Exercise input START

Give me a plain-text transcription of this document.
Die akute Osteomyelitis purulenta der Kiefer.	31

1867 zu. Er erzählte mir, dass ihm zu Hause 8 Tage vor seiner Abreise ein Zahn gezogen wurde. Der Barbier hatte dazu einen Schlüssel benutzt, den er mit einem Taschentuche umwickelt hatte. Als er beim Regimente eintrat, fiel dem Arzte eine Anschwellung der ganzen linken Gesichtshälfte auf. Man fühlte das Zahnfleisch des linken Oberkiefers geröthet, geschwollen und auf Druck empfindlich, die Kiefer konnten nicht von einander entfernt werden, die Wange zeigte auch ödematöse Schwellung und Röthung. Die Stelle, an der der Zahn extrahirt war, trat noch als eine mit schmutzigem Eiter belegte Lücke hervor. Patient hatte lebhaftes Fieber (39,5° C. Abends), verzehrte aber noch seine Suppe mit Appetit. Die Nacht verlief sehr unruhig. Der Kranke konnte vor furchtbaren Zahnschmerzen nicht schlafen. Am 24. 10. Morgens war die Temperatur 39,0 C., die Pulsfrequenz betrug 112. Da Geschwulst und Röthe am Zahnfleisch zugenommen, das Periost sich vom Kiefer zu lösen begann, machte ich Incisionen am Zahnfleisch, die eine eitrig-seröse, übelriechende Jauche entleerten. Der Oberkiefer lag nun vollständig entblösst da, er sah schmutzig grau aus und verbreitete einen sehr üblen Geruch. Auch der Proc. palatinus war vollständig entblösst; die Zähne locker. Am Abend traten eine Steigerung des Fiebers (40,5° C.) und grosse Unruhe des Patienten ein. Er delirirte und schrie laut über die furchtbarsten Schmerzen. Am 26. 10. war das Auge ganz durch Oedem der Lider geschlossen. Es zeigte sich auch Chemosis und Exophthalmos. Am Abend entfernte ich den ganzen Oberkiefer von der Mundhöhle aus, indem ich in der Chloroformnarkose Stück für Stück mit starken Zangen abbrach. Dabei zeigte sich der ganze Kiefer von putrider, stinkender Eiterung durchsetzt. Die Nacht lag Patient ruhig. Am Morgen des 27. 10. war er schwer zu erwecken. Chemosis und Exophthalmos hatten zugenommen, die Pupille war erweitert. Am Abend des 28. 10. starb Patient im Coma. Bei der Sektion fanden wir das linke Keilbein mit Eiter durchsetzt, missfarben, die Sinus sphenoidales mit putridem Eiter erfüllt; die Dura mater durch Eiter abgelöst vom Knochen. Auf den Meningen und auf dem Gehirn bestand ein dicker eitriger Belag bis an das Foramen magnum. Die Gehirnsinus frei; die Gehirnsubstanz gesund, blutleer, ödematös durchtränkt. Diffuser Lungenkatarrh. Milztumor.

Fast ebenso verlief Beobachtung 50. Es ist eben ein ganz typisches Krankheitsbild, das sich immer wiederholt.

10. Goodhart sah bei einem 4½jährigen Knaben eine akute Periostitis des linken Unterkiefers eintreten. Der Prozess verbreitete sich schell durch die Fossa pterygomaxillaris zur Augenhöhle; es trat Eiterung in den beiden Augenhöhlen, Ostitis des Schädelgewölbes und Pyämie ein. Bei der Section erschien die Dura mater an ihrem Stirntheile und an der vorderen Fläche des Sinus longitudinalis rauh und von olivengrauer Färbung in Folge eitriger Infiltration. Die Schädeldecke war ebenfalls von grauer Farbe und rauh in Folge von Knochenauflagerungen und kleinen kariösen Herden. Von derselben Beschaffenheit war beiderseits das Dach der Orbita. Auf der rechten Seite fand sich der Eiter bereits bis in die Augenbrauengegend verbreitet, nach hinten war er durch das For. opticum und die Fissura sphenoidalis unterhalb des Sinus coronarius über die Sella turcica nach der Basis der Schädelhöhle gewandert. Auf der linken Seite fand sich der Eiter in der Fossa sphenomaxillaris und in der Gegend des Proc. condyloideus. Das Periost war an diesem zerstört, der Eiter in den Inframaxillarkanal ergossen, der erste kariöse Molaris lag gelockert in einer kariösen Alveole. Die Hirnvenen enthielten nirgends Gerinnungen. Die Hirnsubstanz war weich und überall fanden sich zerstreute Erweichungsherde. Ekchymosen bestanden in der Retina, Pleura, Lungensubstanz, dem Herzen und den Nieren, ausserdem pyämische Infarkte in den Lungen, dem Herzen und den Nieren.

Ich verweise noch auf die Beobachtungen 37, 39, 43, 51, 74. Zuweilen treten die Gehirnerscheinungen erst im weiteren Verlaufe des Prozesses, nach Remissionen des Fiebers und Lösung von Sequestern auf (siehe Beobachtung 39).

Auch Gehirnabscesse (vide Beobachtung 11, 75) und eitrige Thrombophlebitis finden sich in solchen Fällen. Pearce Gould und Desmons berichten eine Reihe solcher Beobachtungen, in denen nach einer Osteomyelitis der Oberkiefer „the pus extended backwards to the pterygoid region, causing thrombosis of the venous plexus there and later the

Exercise input END

§ **Task brief**: The reply must present every entry, transcribed with its exact wording.

§ **Output for this task**:
Give me a plain-text transcription of this document.
Die akute Osteomyelitis purulenta der Kiefer.	31

1867 zu. Er erzählte mir, dass ihm zu Hause 8 Tage vor seiner Abreise ein Zahn gezogen wurde. Der Barbier hatte dazu einen Schlüssel benutzt, den er mit einem Taschentuche umwickelt hatte. Als er beim Regimente eintrat, fiel dem Arzte eine Anschwellung der ganzen linken Gesichtshälfte auf. Man fühlte das Zahnfleisch des linken Oberkiefers geröthet, geschwollen und auf Druck empfindlich, die Kiefer konnten nicht von einander entfernt werden, die Wange zeigte auch ödematöse Schwellung und Röthung. Die Stelle, an der der Zahn extrahirt war, trat noch als eine mit schmutzigem Eiter belegte Lücke hervor. Patient hatte lebhaftes Fieber (39,5° C. Abends), verzehrte aber noch seine Suppe mit Appetit. Die Nacht verlief sehr unruhig. Der Kranke konnte vor furchtbaren Zahnschmerzen nicht schlafen. Am 24. 10. Morgens war die Temperatur 39,0 C., die Pulsfrequenz betrug 112. Da Geschwulst und Röthe am Zahnfleisch zugenommen, das Periost sich vom Kiefer zu lösen begann, machte ich Incisionen am Zahnfleisch, die eine eitrig-seröse, übelriechende Jauche entleerten. Der Oberkiefer lag nun vollständig entblösst da, er sah schmutzig grau aus und verbreitete einen sehr üblen Geruch. Auch der Proc. palatinus war vollständig entblösst; die Zähne locker. Am Abend traten eine Steigerung des Fiebers (40,5° C.) und grosse Unruhe des Patienten ein. Er delirirte und schrie laut über die furchtbarsten Schmerzen. Am 26. 10. war das Auge ganz durch Oedem der Lider geschlossen. Es zeigte sich auch Chemosis und Exophthalmos. Am Abend entfernte ich den ganzen Oberkiefer von der Mundhöhle aus, indem ich in der Chloroformnarkose Stück für Stück mit starken Zangen abbrach. Dabei zeigte sich der ganze Kiefer von putrider, stinkender Eiterung durchsetzt. Die Nacht lag Patient ruhig. Am Morgen des 27. 10. war er schwer zu erwecken. Chemosis und Exophthalmos hatten zugenommen, die Pupille war erweitert. Am Abend des 28. 10. starb Patient im Coma. Bei der Sektion fanden wir das linke Keilbein mit Eiter durchsetzt, missfarben, die Sinus sphenoidales mit putridem Eiter erfüllt; die Dura mater durch Eiter abgelöst vom Knochen. Auf den Meningen und auf dem Gehirn bestand ein dicker eitriger Belag bis an das Foramen magnum. Die Gehirnsinus frei; die Gehirnsubstanz gesund, blutleer, ödematös durchtränkt. Diffuser Lungenkatarrh. Milztumor.

Fast ebenso verlief Beobachtung 50. Es ist eben ein ganz typisches Krankheitsbild, das sich immer wiederholt.

10. Goodhart sah bei einem 4½jährigen Knaben eine akute Periostitis des linken Unterkiefers eintreten. Der Prozess verbreitete sich schell durch die Fossa pterygomaxillaris zur Augenhöhle; es trat Eiterung in den beiden Augenhöhlen, Ostitis des Schädelgewölbes und Pyämie ein. Bei der Section erschien die Dura mater an ihrem Stirntheile und an der vorderen Fläche des Sinus longitudinalis rauh und von olivengrauer Färbung in Folge eitriger Infiltration. Die Schädeldecke war ebenfalls von grauer Farbe und rauh in Folge von Knochenauflagerungen und kleinen kariösen Herden. Von derselben Beschaffenheit war beiderseits das Dach der Orbita. Auf der rechten Seite fand sich der Eiter bereits bis in die Augenbrauengegend verbreitet, nach hinten war er durch das For. opticum und die Fissura sphenoidalis unterhalb des Sinus coronarius über die Sella turcica nach der Basis der Schädelhöhle gewandert. Auf der linken Seite fand sich der Eiter in der Fossa sphenomaxillaris und in der Gegend des Proc. condyloideus. Das Periost war an diesem zerstört, der Eiter in den Inframaxillarkanal ergossen, der erste kariöse Molaris lag gelockert in einer kariösen Alveole. Die Hirnvenen enthielten nirgends Gerinnungen. Die Hirnsubstanz war weich und überall fanden sich zerstreute Erweichungsherde. Ekchymosen bestanden in der Retina, Pleura, Lungensubstanz, dem Herzen und den Nieren, ausserdem pyämische Infarkte in den Lungen, dem Herzen und den Nieren.

Ich verweise noch auf die Beobachtungen 37, 39, 43, 51, 74. Zuweilen treten die Gehirnerscheinungen erst im weiteren Verlaufe des Prozesses, nach Remissionen des Fiebers und Lösung von Sequestern auf (siehe Beobachtung 39).

Auch Gehirnabscesse (vide Beobachtung 11, 75) und eitrige Thrombophlebitis finden sich in solchen Fällen. Pearce Gould und Desmons berichten eine Reihe solcher Beobachtungen, in denen nach einer Osteomyelitis der Oberkiefer „the pus extended backwards to the pterygoid region, causing thrombosis of the venous plexus there and later the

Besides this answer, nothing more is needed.